● What you will do: The complete listing should be restated exactly.

● Records:
>> start

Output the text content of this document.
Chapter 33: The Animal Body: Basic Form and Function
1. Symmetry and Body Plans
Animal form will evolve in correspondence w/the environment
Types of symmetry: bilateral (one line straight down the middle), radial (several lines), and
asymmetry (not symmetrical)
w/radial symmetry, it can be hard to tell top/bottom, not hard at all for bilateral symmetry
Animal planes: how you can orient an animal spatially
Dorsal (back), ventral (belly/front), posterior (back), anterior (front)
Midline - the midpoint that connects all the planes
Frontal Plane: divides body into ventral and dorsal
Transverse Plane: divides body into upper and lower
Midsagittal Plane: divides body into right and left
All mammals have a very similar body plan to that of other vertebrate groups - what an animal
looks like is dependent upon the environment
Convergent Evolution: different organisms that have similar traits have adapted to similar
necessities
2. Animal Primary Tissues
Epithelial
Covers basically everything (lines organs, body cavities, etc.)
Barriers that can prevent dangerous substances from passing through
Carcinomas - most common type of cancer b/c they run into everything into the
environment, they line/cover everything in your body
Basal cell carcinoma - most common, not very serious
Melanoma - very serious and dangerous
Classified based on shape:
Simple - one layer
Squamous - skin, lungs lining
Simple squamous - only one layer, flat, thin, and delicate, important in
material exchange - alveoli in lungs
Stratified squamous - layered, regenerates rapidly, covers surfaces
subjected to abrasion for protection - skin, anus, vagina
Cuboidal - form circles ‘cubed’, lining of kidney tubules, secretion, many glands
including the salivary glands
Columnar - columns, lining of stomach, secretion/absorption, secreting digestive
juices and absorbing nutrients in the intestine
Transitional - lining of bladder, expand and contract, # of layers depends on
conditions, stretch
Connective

>> end

● Task result:
Output the text content of this document.
Chapter 33: The Animal Body: Basic Form and Function
1. Symmetry and Body Plans
Animal form will evolve in correspondence w/the environment
Types of symmetry: bilateral (one line straight down the middle), radial (several lines), and
asymmetry (not symmetrical)
w/radial symmetry, it can be hard to tell top/bottom, not hard at all for bilateral symmetry
Animal planes: how you can orient an animal spatially
Dorsal (back), ventral (belly/front), posterior (back), anterior (front)
Midline - the midpoint that connects all the planes
Frontal Plane: divides body into ventral and dorsal
Transverse Plane: divides body into upper and lower
Midsagittal Plane: divides body into right and left
All mammals have a very similar body plan to that of other vertebrate groups - what an animal
looks like is dependent upon the environment
Convergent Evolution: different organisms that have similar traits have adapted to similar
necessities
2. Animal Primary Tissues
Epithelial
Covers basically everything (lines organs, body cavities, etc.)
Barriers that can prevent dangerous substances from passing through
Carcinomas - most common type of cancer b/c they run into everything into the
environment, they line/cover everything in your body
Basal cell carcinoma - most common, not very serious
Melanoma - very serious and dangerous
Classified based on shape:
Simple - one layer
Squamous - skin, lungs lining
Simple squamous - only one layer, flat, thin, and delicate, important in
material exchange - alveoli in lungs
Stratified squamous - layered, regenerates rapidly, covers surfaces
subjected to abrasion for protection - skin, anus, vagina
Cuboidal - form circles ‘cubed’, lining of kidney tubules, secretion, many glands
including the salivary glands
Columnar - columns, lining of stomach, secretion/absorption, secreting digestive
juices and absorbing nutrients in the intestine
Transitional - lining of bladder, expand and contract, # of layers depends on
conditions, stretch
Connective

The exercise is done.